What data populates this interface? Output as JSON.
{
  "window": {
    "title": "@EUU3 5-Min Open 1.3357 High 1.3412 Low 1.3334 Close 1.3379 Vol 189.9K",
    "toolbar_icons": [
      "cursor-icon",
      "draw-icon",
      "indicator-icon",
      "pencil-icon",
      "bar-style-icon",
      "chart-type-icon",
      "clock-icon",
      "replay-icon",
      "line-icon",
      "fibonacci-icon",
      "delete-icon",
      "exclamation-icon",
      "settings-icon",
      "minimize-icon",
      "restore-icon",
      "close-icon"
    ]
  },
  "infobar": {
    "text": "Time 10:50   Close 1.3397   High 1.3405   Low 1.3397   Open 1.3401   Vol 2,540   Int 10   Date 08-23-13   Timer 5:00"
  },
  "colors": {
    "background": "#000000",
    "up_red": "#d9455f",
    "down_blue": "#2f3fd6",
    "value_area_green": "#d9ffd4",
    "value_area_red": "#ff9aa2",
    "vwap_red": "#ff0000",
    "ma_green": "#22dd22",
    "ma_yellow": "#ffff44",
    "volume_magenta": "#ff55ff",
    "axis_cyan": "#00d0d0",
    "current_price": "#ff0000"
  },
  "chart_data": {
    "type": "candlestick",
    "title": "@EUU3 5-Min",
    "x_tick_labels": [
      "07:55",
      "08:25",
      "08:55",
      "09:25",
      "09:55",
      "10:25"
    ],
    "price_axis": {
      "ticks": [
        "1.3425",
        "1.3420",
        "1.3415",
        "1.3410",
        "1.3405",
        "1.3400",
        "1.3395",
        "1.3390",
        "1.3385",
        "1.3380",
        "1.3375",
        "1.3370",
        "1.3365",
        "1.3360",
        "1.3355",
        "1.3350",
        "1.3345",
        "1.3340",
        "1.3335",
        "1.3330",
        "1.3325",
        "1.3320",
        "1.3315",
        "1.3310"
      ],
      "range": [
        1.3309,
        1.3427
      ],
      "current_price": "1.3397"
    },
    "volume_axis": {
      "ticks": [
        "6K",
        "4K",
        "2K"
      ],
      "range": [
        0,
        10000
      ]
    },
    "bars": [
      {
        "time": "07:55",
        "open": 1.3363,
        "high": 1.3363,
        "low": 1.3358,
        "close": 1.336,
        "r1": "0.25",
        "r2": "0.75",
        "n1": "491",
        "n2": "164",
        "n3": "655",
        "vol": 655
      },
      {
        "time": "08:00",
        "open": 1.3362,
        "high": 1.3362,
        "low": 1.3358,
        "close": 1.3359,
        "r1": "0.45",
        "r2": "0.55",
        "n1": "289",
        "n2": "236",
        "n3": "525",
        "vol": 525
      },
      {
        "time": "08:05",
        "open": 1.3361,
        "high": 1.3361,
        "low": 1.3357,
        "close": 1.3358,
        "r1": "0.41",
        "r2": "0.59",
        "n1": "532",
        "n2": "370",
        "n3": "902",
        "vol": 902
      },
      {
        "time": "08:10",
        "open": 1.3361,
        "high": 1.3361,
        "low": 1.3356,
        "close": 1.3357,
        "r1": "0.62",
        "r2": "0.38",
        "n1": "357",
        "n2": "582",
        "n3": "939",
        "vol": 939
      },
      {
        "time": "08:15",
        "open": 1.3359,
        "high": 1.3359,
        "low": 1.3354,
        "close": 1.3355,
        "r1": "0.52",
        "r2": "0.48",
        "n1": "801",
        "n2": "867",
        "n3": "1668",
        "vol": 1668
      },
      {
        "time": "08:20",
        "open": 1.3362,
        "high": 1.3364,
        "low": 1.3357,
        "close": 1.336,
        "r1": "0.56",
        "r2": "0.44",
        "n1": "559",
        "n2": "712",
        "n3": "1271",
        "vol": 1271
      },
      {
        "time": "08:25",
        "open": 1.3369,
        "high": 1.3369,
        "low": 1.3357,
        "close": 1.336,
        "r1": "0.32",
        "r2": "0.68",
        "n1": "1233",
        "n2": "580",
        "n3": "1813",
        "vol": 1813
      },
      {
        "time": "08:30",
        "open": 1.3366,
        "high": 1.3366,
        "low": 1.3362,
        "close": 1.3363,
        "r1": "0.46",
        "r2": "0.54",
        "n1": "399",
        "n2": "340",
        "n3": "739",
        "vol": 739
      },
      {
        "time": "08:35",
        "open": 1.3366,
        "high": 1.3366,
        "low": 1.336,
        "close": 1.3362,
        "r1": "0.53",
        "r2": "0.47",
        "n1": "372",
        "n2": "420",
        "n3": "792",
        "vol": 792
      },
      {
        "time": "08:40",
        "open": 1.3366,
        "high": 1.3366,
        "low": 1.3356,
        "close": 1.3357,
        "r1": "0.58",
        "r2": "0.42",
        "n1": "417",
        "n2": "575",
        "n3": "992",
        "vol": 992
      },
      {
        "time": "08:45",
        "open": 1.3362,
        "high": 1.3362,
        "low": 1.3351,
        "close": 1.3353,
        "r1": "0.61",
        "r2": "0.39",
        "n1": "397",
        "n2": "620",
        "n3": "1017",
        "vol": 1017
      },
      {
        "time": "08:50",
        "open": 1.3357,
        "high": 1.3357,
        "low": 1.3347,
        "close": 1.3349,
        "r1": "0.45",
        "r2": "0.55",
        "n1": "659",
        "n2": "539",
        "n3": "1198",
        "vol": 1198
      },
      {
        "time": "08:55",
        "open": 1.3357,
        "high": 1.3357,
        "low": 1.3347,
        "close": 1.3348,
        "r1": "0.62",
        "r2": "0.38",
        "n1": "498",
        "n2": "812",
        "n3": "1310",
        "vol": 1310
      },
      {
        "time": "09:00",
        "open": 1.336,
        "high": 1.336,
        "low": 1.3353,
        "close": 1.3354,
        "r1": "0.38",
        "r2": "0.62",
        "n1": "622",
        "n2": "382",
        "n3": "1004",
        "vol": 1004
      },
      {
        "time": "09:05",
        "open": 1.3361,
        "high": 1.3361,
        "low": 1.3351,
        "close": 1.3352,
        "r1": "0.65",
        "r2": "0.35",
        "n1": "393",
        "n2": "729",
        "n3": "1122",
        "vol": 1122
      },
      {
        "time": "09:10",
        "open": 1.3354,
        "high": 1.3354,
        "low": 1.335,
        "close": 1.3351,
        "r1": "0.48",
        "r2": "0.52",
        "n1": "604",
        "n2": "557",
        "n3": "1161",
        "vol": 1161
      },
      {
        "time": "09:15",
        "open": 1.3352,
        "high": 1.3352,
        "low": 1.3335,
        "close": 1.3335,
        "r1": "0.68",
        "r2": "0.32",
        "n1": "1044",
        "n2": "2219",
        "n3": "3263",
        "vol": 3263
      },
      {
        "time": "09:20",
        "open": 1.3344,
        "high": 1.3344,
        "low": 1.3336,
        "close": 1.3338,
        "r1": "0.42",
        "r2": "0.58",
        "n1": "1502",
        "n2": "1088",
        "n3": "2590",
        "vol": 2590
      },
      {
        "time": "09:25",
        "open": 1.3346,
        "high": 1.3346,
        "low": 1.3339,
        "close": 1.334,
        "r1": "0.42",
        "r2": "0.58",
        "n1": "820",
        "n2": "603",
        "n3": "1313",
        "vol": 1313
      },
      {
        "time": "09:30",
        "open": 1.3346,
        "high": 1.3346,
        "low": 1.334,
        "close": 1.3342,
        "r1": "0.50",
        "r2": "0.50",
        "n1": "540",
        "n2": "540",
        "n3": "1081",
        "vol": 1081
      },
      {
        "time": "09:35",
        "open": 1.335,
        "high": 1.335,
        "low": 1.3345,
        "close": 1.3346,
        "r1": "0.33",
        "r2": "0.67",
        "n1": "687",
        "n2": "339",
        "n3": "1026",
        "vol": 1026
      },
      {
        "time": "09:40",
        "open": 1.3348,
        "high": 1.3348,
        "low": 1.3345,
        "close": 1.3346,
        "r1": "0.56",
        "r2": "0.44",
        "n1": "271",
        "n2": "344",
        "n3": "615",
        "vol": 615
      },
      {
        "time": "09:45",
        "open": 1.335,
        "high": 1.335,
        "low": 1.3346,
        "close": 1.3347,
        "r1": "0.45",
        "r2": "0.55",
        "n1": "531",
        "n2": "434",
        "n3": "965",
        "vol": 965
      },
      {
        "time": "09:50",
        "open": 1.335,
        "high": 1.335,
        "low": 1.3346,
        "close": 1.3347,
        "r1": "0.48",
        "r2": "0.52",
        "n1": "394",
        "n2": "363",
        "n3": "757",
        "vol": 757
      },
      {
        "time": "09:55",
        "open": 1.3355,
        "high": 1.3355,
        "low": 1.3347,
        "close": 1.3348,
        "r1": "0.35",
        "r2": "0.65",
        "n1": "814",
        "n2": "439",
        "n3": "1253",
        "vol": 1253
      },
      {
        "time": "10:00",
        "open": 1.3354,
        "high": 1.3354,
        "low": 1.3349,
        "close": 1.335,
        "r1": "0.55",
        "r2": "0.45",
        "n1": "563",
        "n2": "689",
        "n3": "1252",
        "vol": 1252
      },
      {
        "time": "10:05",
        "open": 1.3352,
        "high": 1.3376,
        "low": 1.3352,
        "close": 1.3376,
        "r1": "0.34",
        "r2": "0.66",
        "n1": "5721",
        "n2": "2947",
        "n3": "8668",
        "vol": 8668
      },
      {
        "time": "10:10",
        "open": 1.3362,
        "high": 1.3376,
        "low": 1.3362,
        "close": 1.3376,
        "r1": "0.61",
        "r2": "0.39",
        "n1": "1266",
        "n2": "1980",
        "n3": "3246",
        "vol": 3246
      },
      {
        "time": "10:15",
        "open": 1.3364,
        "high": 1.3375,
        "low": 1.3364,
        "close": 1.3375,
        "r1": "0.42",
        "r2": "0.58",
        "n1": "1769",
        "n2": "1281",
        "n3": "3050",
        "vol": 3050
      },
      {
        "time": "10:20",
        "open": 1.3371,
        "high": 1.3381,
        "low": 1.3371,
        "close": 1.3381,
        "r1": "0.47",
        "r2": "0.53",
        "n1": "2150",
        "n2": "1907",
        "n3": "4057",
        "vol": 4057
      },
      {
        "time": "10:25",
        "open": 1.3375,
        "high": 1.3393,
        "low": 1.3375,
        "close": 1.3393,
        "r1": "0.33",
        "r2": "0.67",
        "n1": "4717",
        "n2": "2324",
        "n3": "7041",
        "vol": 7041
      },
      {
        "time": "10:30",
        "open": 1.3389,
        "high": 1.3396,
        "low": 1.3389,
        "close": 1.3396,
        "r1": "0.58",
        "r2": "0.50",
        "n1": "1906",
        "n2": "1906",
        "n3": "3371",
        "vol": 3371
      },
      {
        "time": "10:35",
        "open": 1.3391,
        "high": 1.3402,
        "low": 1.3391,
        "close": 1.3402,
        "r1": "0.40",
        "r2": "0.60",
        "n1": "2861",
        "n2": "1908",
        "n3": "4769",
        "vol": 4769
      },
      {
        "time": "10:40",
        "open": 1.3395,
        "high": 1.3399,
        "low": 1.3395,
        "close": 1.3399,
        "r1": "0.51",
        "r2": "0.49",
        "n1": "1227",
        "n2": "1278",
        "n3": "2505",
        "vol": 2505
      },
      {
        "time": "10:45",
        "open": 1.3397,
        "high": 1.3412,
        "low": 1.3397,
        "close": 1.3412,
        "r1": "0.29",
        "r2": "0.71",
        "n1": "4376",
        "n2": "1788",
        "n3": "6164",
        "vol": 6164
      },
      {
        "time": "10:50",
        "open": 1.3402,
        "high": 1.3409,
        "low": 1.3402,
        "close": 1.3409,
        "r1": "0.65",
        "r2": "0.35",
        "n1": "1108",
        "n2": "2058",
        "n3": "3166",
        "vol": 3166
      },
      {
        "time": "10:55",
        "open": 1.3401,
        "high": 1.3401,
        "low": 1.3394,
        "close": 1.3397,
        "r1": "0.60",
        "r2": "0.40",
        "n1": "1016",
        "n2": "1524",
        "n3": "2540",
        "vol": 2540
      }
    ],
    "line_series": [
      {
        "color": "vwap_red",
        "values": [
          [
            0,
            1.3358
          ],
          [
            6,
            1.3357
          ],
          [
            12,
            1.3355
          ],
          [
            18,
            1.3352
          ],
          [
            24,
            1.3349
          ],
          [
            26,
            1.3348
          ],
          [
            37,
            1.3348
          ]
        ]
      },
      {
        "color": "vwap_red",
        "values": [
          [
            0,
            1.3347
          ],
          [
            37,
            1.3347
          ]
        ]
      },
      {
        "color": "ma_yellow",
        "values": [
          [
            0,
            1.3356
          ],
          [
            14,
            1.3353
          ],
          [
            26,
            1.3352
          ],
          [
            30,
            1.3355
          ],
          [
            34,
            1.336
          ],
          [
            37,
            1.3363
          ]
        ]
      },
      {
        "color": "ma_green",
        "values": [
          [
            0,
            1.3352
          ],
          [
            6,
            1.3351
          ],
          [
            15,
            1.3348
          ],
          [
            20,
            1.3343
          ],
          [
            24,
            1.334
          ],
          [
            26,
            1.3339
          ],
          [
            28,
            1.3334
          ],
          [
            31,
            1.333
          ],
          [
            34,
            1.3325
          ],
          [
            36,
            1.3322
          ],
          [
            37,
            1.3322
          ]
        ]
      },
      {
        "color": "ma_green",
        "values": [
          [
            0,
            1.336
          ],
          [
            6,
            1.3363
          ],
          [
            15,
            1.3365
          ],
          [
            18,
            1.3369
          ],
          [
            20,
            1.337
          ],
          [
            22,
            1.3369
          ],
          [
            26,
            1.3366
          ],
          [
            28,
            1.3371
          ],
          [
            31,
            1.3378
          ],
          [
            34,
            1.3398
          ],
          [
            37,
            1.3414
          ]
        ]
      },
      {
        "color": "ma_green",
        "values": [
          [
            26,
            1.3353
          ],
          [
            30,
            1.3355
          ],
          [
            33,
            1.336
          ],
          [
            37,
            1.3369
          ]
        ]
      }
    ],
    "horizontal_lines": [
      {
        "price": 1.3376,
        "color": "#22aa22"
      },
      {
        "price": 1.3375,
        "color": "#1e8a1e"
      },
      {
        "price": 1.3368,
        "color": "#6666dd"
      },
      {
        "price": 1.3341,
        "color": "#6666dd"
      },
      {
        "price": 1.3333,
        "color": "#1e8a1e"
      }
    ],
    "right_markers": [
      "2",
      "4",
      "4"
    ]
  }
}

◆ ◆ ◆

**What the task asks:** Copy out every line of the data that includes the word "title".

**Final result:**
    "title": "@EUU3 5-Min Open 1.3357 High 1.3412 Low 1.3334 Close 1.3379 Vol 189.9K",
    "title": "@EUU3 5-Min",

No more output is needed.